Write the entries below out again exactly; any picture in them stays out.

▶

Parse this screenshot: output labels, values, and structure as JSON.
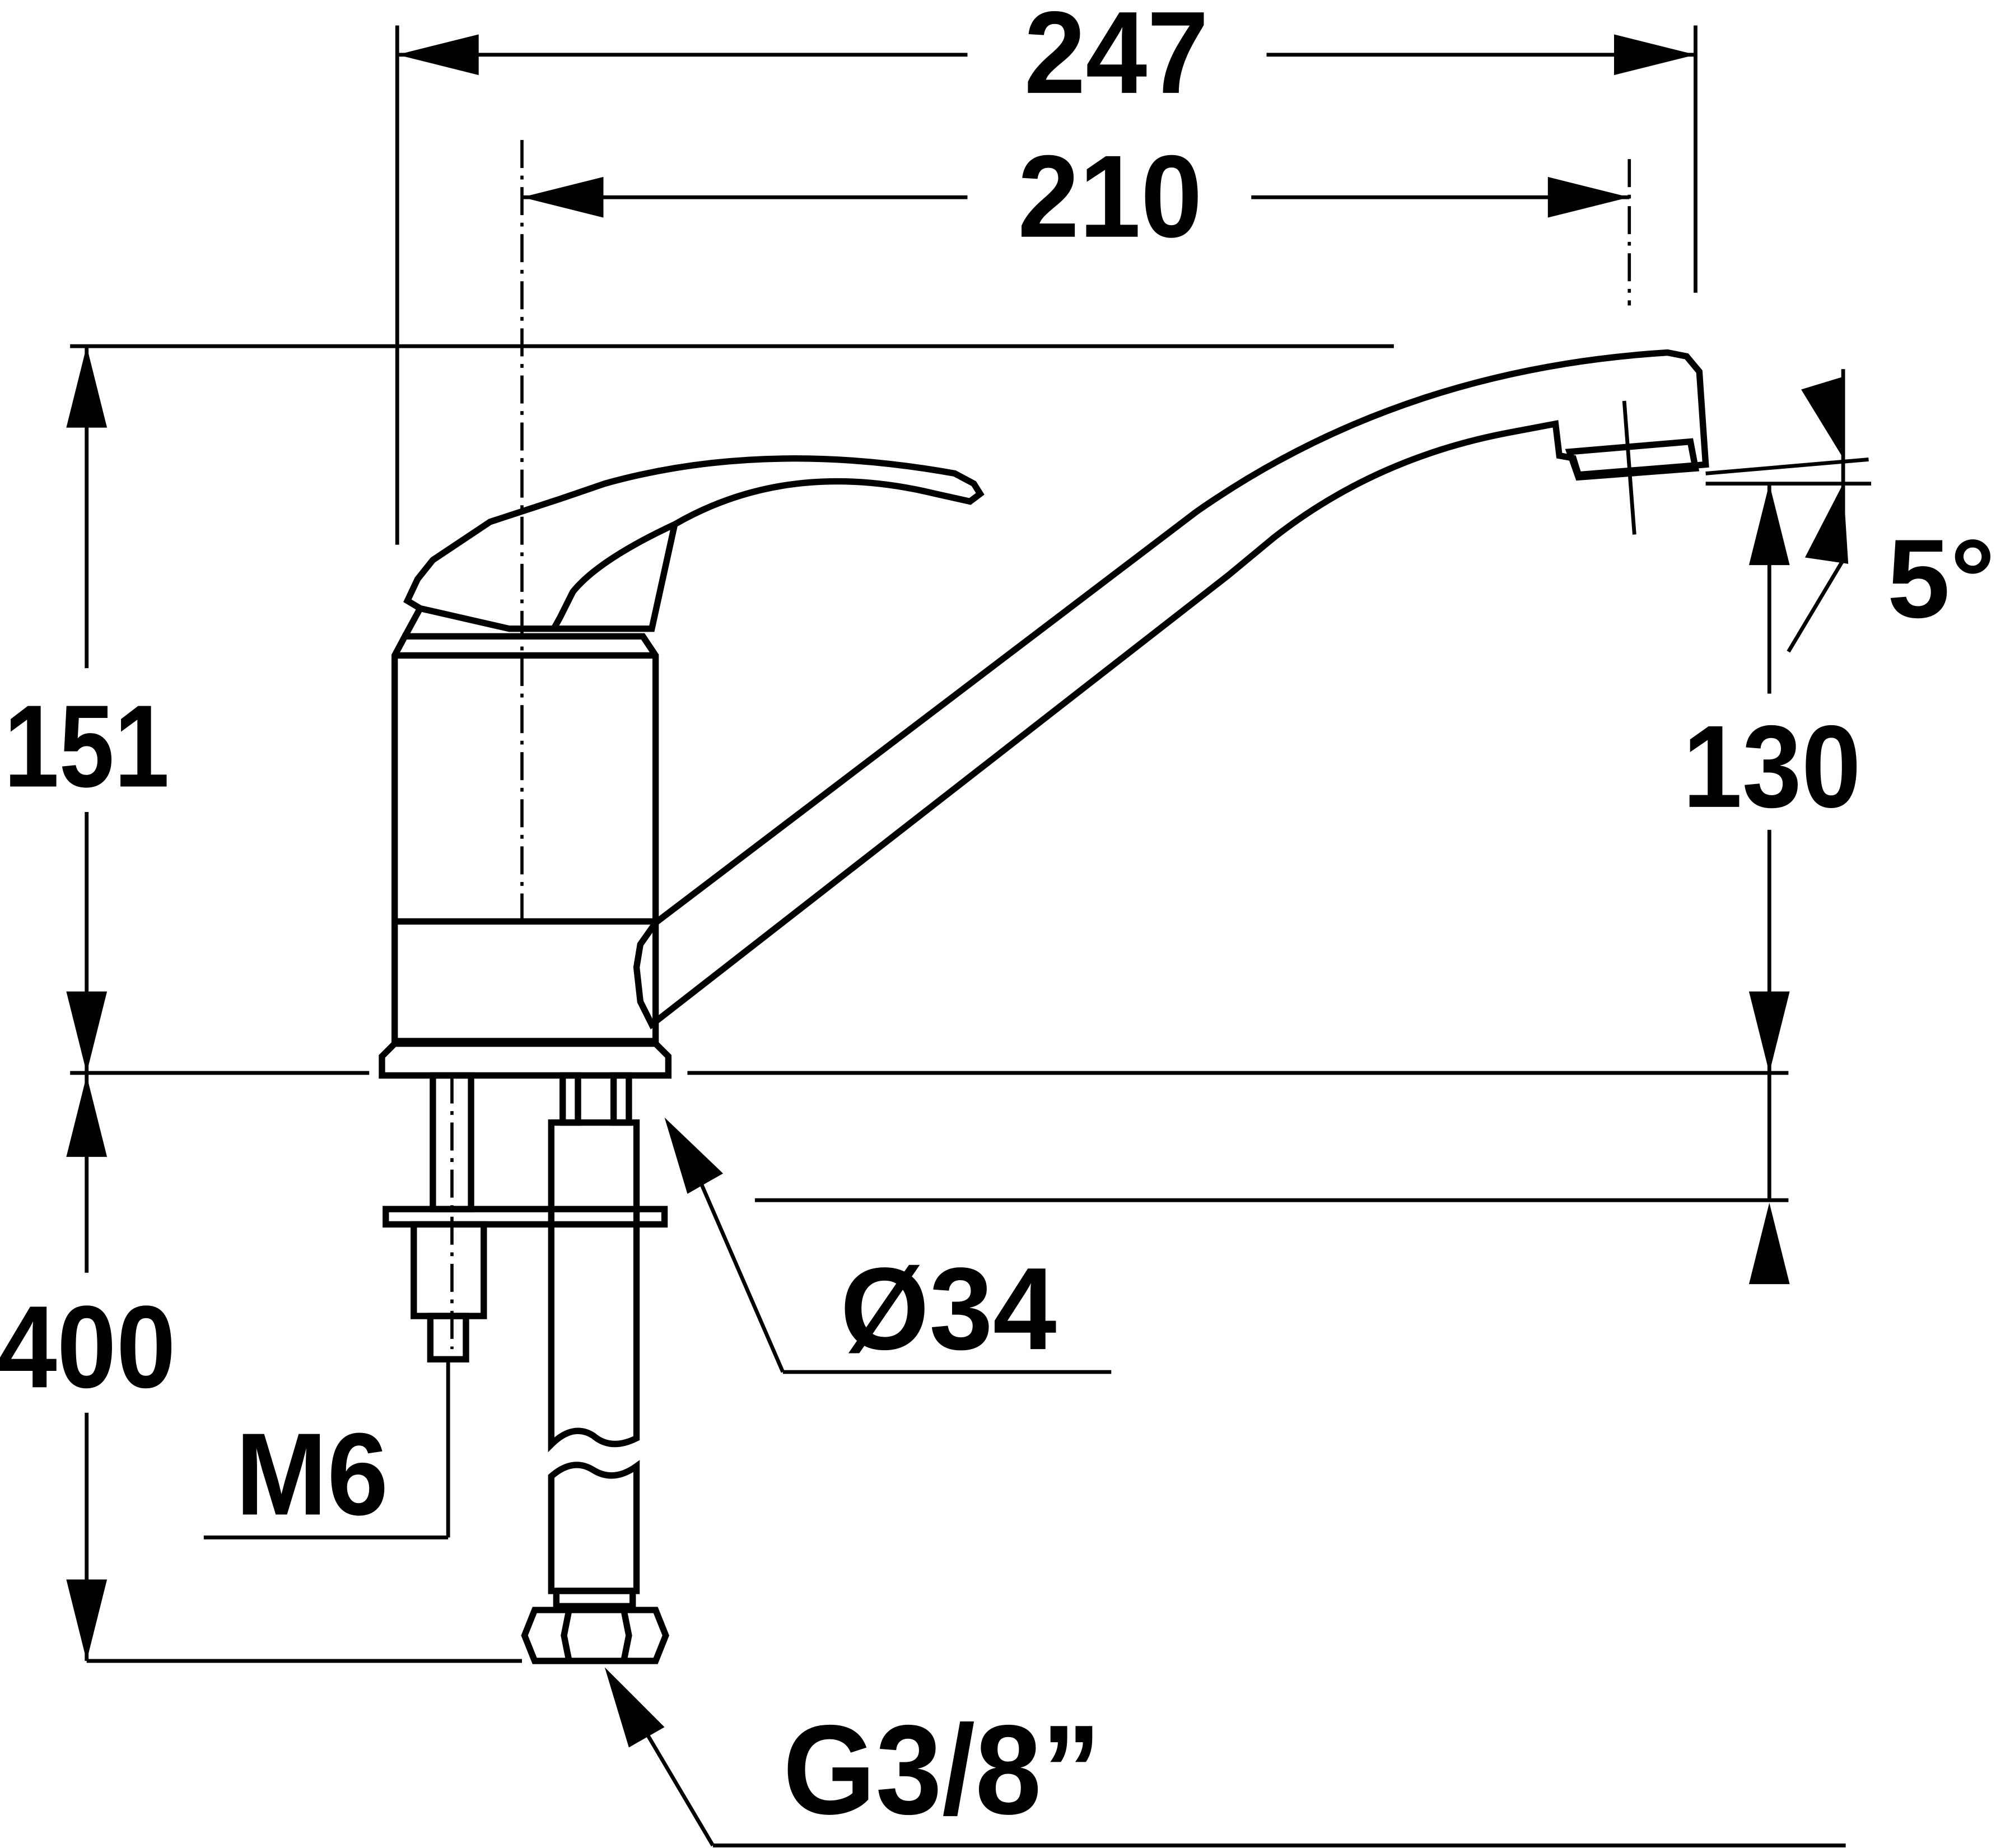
{
  "drawing": {
    "line_color": "#000000",
    "background": "#ffffff",
    "dimensions": {
      "overall_length": "247",
      "spout_reach": "210",
      "height": "151",
      "spout_outlet_height": "130",
      "outlet_angle": "5°",
      "mounting_hole": "Ø34",
      "hose_length": "400",
      "stud_thread": "M6",
      "connection_thread": "G3/8”"
    }
  }
}
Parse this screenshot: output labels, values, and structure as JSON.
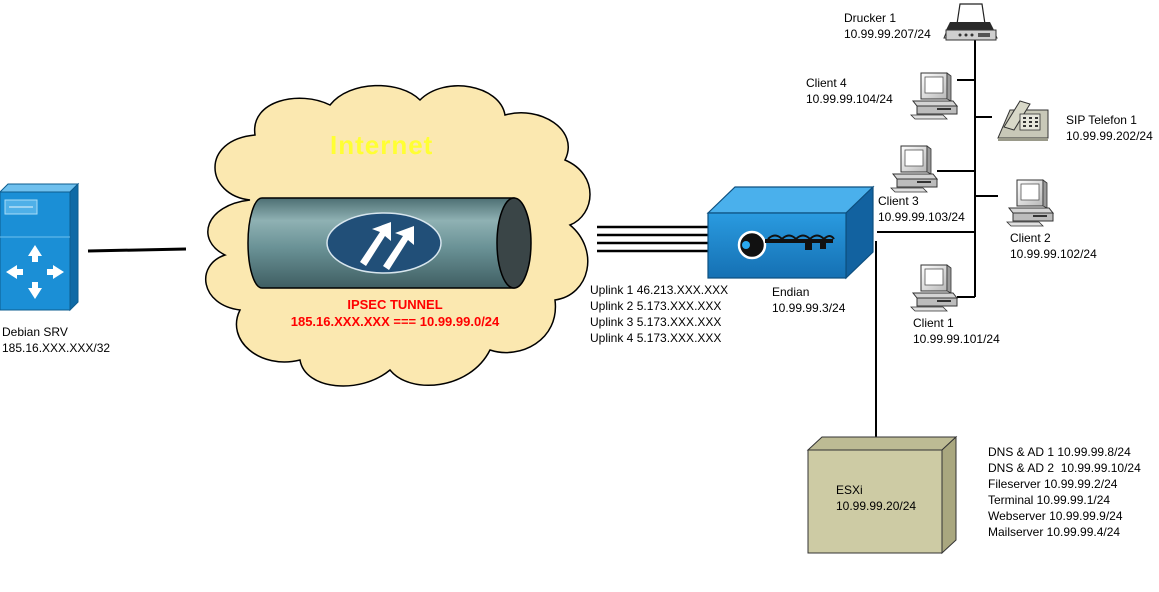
{
  "cloud": {
    "title": "Internet"
  },
  "tunnel": {
    "title": "IPSEC TUNNEL",
    "route": "185.16.XXX.XXX === 10.99.99.0/24"
  },
  "debian": {
    "name": "Debian SRV",
    "ip": "185.16.XXX.XXX/32"
  },
  "uplinks": [
    "Uplink 1 46.213.XXX.XXX",
    "Uplink 2 5.173.XXX.XXX",
    "Uplink 3 5.173.XXX.XXX",
    "Uplink 4 5.173.XXX.XXX"
  ],
  "endian": {
    "name": "Endian",
    "ip": "10.99.99.3/24"
  },
  "printer": {
    "name": "Drucker 1",
    "ip": "10.99.99.207/24"
  },
  "sip": {
    "name": "SIP Telefon 1",
    "ip": "10.99.99.202/24"
  },
  "clients": [
    {
      "name": "Client 4",
      "ip": "10.99.99.104/24"
    },
    {
      "name": "Client 3",
      "ip": "10.99.99.103/24"
    },
    {
      "name": "Client 2",
      "ip": "10.99.99.102/24"
    },
    {
      "name": "Client 1",
      "ip": "10.99.99.101/24"
    }
  ],
  "esxi": {
    "name": "ESXi",
    "ip": "10.99.99.20/24"
  },
  "vms": [
    "DNS & AD 1 10.99.99.8/24",
    "DNS & AD 2  10.99.99.10/24",
    "Fileserver 10.99.99.2/24",
    "Terminal 10.99.99.1/24",
    "Webserver 10.99.99.9/24",
    "Mailserver 10.99.99.4/24"
  ],
  "colors": {
    "router_blue": "#1b8fd6",
    "cloud_fill": "#fbe8b0",
    "tunnel_fill": "#5f8a8e",
    "esxi_fill": "#cdcba4",
    "label_red": "#ff0000",
    "internet_yellow": "#ffff33"
  },
  "icons": {
    "debian": "router-switch-icon",
    "tunnel": "vpn-arrows-icon",
    "endian": "key-firewall-icon",
    "printer": "fax-printer-icon",
    "phone": "telephone-icon",
    "client": "desktop-computer-icon"
  }
}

◀

* _RESULT BELOW_:
Parse this screenshot: output labels, values, and structure as JSON.
{
  "drawing": {
    "line_color": "#000000",
    "background": "#ffffff",
    "dimensions": {
      "overall_length": "247",
      "spout_reach": "210",
      "height": "151",
      "spout_outlet_height": "130",
      "outlet_angle": "5°",
      "mounting_hole": "Ø34",
      "hose_length": "400",
      "stud_thread": "M6",
      "connection_thread": "G3/8”"
    }
  }
}
Parse this screenshot: output labels, values, and structure as JSON.
{
  "cloud": {
    "title": "Internet"
  },
  "tunnel": {
    "title": "IPSEC TUNNEL",
    "route": "185.16.XXX.XXX === 10.99.99.0/24"
  },
  "debian": {
    "name": "Debian SRV",
    "ip": "185.16.XXX.XXX/32"
  },
  "uplinks": [
    "Uplink 1 46.213.XXX.XXX",
    "Uplink 2 5.173.XXX.XXX",
    "Uplink 3 5.173.XXX.XXX",
    "Uplink 4 5.173.XXX.XXX"
  ],
  "endian": {
    "name": "Endian",
    "ip": "10.99.99.3/24"
  },
  "printer": {
    "name": "Drucker 1",
    "ip": "10.99.99.207/24"
  },
  "sip": {
    "name": "SIP Telefon 1",
    "ip": "10.99.99.202/24"
  },
  "clients": [
    {
      "name": "Client 4",
      "ip": "10.99.99.104/24"
    },
    {
      "name": "Client 3",
      "ip": "10.99.99.103/24"
    },
    {
      "name": "Client 2",
      "ip": "10.99.99.102/24"
    },
    {
      "name": "Client 1",
      "ip": "10.99.99.101/24"
    }
  ],
  "esxi": {
    "name": "ESXi",
    "ip": "10.99.99.20/24"
  },
  "vms": [
    "DNS & AD 1 10.99.99.8/24",
    "DNS & AD 2  10.99.99.10/24",
    "Fileserver 10.99.99.2/24",
    "Terminal 10.99.99.1/24",
    "Webserver 10.99.99.9/24",
    "Mailserver 10.99.99.4/24"
  ],
  "colors": {
    "router_blue": "#1b8fd6",
    "cloud_fill": "#fbe8b0",
    "tunnel_fill": "#5f8a8e",
    "esxi_fill": "#cdcba4",
    "label_red": "#ff0000",
    "internet_yellow": "#ffff33"
  },
  "icons": {
    "debian": "router-switch-icon",
    "tunnel": "vpn-arrows-icon",
    "endian": "key-firewall-icon",
    "printer": "fax-printer-icon",
    "phone": "telephone-icon",
    "client": "desktop-computer-icon"
  }
}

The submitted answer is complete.